>> begin Entries

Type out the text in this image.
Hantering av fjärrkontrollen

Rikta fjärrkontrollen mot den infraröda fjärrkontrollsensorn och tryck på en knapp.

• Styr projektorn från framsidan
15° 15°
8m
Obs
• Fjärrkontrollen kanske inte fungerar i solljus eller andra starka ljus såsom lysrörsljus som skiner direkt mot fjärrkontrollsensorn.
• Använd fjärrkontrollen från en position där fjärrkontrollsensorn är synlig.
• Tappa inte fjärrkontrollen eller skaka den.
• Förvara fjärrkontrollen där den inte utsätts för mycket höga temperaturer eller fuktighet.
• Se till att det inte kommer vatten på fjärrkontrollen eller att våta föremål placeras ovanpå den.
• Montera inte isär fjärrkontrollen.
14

>> end Entries

Copy all the records above precisely.

_Response to the exercise_:
Type out the text in this image.
Hantering av fjärrkontrollen

Rikta fjärrkontrollen mot den infraröda fjärrkontrollsensorn och tryck på en knapp.

• Styr projektorn från framsidan
15° 15°
8m
Obs
• Fjärrkontrollen kanske inte fungerar i solljus eller andra starka ljus såsom lysrörsljus som skiner direkt mot fjärrkontrollsensorn.
• Använd fjärrkontrollen från en position där fjärrkontrollsensorn är synlig.
• Tappa inte fjärrkontrollen eller skaka den.
• Förvara fjärrkontrollen där den inte utsätts för mycket höga temperaturer eller fuktighet.
• Se till att det inte kommer vatten på fjärrkontrollen eller att våta föremål placeras ovanpå den.
• Montera inte isär fjärrkontrollen.
14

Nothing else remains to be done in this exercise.